# Extracted records:
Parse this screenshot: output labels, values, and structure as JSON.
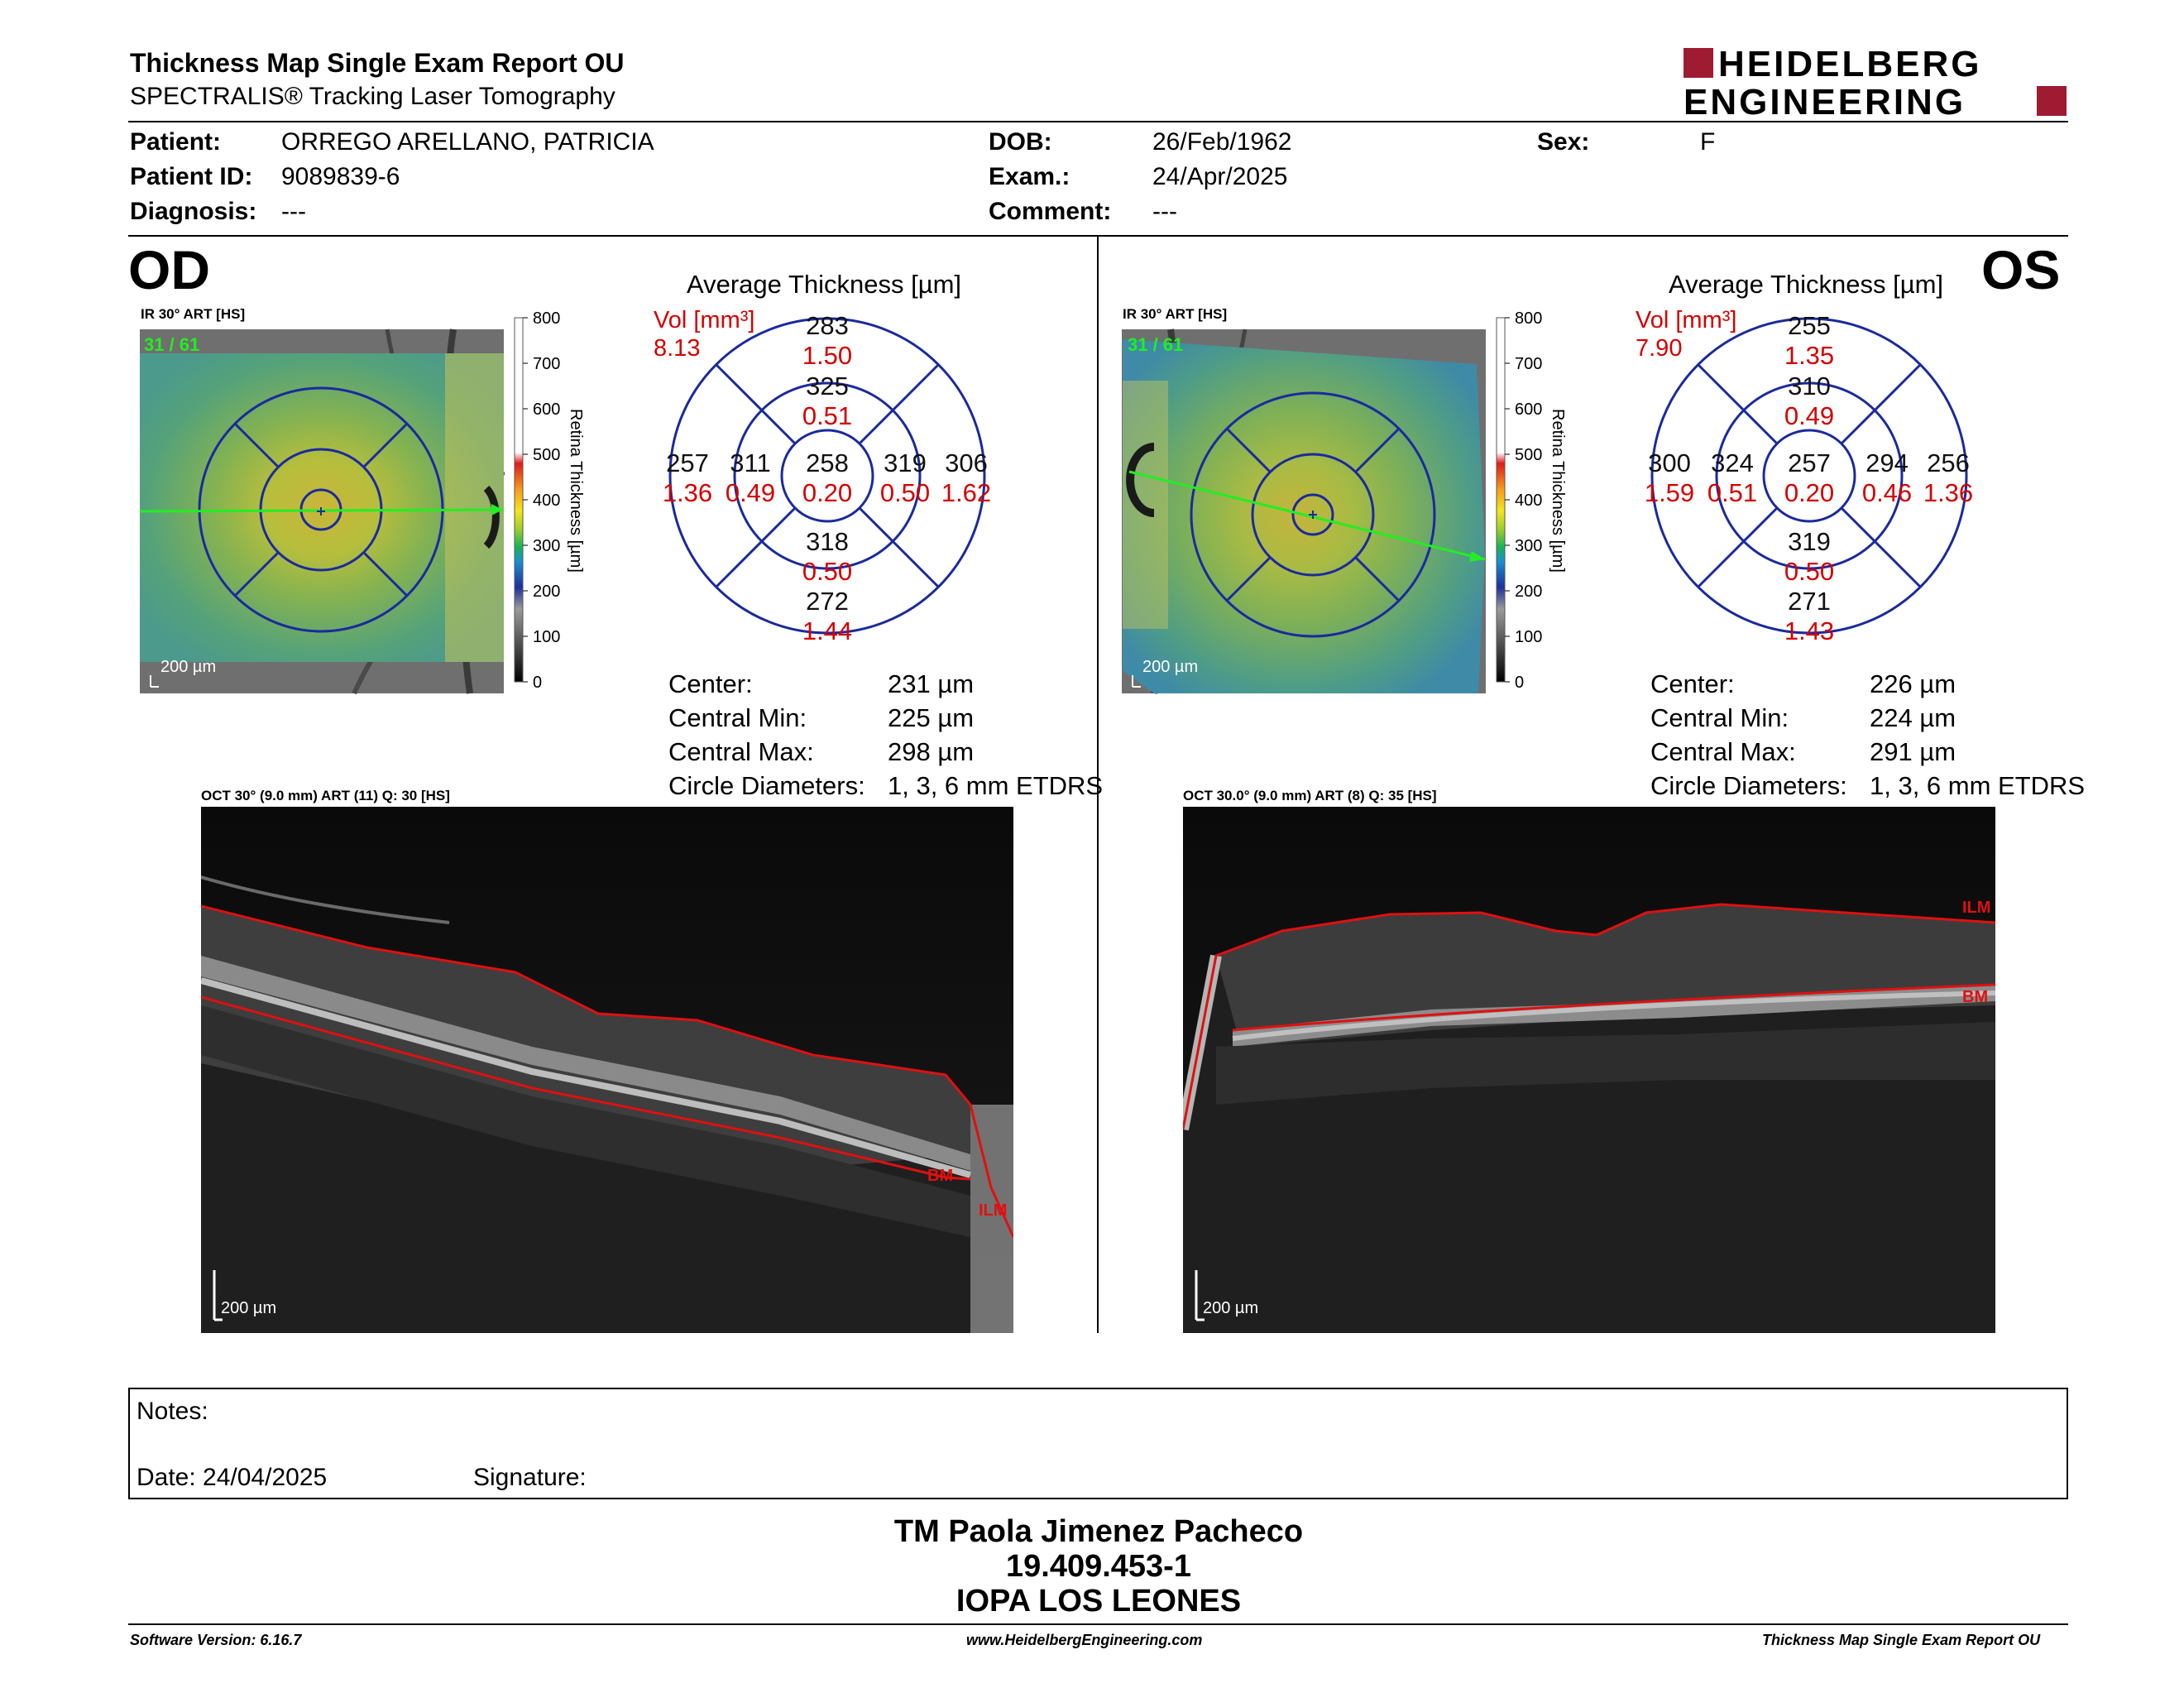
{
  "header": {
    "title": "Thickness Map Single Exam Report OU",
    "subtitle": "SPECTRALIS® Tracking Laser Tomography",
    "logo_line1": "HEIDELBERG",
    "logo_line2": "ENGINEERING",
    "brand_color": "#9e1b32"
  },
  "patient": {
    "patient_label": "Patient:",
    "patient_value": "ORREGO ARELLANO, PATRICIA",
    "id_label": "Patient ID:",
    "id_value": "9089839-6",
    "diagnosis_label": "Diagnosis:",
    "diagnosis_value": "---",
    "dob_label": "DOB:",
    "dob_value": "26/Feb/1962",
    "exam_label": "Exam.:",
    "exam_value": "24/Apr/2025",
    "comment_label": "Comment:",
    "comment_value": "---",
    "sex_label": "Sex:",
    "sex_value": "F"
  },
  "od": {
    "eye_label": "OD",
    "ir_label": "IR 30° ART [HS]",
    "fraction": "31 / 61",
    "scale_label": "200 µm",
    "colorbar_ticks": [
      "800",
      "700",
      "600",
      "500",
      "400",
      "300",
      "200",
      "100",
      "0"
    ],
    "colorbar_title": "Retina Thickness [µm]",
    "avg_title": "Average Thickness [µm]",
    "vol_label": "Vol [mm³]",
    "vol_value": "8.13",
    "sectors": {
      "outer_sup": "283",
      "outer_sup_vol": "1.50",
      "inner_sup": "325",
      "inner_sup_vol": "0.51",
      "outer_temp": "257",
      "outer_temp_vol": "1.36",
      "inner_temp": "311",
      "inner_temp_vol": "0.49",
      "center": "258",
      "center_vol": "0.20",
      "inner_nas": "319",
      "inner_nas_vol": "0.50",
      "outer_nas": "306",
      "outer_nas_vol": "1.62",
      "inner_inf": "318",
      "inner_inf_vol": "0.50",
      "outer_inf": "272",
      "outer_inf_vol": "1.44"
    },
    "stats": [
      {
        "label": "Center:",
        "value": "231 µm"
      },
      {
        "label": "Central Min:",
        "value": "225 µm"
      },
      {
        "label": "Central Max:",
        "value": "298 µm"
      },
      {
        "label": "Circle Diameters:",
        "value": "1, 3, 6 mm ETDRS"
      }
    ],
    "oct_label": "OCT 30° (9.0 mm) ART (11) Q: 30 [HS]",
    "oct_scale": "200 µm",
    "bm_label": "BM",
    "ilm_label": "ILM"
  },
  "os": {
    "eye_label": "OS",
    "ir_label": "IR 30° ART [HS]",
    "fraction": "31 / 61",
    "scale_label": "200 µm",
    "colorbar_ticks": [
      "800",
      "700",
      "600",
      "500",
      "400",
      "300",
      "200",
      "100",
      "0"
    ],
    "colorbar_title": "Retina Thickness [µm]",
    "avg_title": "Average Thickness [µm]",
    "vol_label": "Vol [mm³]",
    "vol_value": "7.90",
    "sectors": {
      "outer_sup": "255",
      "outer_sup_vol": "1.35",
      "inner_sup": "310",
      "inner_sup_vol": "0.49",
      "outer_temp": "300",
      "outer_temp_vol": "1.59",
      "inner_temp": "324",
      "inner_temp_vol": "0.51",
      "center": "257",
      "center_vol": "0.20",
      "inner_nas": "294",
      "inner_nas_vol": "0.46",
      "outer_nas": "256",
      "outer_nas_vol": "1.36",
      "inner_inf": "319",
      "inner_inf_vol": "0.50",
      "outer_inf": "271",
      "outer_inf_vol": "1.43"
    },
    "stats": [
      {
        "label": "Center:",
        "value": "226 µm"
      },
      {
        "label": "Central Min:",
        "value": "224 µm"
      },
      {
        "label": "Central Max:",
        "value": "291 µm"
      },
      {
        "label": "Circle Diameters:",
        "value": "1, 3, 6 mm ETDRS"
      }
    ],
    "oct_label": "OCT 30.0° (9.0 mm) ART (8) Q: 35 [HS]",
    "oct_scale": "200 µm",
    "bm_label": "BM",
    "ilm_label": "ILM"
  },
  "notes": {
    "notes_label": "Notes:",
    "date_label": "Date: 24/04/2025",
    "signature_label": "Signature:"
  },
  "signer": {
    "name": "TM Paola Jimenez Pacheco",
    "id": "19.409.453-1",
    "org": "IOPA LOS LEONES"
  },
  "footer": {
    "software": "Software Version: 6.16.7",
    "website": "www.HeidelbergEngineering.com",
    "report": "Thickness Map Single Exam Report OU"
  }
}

--

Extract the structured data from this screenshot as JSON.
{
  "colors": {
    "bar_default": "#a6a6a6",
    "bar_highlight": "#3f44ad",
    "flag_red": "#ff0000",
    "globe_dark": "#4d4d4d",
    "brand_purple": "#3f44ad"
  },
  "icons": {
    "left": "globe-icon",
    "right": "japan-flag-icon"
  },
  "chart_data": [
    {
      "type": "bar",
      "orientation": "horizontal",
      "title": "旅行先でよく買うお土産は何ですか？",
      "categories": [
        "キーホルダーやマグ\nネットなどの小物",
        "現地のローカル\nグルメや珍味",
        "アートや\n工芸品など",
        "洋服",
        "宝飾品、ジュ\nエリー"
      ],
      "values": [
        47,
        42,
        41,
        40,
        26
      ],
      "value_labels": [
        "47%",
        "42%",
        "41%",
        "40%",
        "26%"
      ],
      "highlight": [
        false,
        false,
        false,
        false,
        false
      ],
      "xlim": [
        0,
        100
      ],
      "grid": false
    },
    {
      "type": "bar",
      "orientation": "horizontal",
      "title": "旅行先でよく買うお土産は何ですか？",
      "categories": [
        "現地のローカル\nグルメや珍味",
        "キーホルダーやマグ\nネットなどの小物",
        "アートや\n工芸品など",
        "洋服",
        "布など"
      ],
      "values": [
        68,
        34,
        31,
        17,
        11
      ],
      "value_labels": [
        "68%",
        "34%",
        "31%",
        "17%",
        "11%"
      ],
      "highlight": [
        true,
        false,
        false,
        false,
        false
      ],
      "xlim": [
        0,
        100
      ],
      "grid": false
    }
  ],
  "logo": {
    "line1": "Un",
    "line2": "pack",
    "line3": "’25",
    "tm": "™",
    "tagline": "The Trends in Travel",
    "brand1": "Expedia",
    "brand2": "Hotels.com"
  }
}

---

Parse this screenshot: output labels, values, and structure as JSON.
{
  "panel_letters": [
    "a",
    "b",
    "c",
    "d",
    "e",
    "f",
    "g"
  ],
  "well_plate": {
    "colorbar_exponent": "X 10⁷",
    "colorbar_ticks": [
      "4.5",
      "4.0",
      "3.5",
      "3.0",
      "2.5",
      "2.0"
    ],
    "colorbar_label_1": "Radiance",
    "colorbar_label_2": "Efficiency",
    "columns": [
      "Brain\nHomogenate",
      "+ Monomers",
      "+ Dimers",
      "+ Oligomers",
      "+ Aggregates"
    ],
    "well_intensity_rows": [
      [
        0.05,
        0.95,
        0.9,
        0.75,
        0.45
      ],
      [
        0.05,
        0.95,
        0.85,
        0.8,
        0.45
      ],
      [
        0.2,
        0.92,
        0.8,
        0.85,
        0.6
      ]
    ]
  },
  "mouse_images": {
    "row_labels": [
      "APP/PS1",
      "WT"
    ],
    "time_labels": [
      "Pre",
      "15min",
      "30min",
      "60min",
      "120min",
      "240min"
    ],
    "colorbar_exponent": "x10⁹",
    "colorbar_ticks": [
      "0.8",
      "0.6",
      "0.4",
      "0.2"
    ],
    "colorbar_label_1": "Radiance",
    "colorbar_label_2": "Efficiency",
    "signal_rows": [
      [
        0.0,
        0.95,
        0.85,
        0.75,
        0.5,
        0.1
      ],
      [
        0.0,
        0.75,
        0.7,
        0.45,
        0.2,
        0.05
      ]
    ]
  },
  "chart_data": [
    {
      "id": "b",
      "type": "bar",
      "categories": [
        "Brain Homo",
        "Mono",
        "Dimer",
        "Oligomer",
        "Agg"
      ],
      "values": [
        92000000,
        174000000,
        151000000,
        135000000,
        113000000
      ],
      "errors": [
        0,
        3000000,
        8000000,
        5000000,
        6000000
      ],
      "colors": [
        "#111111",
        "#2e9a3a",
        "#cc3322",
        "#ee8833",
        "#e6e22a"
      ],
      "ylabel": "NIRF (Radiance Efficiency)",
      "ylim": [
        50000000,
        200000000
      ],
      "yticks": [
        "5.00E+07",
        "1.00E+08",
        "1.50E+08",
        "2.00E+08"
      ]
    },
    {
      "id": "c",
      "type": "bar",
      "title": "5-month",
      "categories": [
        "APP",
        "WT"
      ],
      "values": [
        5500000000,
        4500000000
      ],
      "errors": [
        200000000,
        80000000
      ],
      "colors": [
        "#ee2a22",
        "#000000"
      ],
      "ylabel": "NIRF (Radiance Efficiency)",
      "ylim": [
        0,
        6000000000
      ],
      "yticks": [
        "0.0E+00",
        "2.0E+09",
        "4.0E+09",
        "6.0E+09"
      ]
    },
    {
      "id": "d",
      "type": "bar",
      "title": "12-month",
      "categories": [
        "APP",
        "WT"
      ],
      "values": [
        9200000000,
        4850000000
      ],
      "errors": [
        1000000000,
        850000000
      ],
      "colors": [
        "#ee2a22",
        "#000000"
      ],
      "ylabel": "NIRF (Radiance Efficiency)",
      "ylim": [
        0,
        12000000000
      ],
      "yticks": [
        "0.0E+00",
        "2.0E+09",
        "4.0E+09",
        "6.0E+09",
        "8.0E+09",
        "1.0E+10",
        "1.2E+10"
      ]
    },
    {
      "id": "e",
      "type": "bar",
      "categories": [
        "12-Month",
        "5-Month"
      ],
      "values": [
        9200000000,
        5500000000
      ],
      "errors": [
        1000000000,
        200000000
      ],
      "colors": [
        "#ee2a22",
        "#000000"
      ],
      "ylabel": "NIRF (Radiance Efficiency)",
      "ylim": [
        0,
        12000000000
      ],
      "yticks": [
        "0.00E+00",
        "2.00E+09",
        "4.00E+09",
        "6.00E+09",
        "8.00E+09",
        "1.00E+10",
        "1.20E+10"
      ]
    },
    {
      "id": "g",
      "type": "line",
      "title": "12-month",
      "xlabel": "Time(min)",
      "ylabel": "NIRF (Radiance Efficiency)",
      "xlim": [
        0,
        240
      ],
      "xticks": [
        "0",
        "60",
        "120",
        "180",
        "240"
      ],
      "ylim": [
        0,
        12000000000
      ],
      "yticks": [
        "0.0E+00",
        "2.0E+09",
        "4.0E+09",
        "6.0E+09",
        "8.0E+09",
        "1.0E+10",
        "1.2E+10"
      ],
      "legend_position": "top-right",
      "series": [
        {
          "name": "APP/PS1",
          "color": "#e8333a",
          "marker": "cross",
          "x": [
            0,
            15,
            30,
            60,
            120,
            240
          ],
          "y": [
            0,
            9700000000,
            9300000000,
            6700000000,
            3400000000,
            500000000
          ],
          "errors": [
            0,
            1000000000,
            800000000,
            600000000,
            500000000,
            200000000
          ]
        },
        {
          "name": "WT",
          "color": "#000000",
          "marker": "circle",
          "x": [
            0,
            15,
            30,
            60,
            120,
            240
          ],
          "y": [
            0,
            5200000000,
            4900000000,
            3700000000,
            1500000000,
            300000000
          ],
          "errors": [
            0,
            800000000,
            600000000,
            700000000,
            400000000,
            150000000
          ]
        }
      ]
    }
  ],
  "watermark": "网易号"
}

# Problem to solve:
Sift through the entries and copy every line with "name".

# Result below:
    "name": "TM Paola Jimenez Pacheco",
          "name": "APP/PS1",
          "name": "WT",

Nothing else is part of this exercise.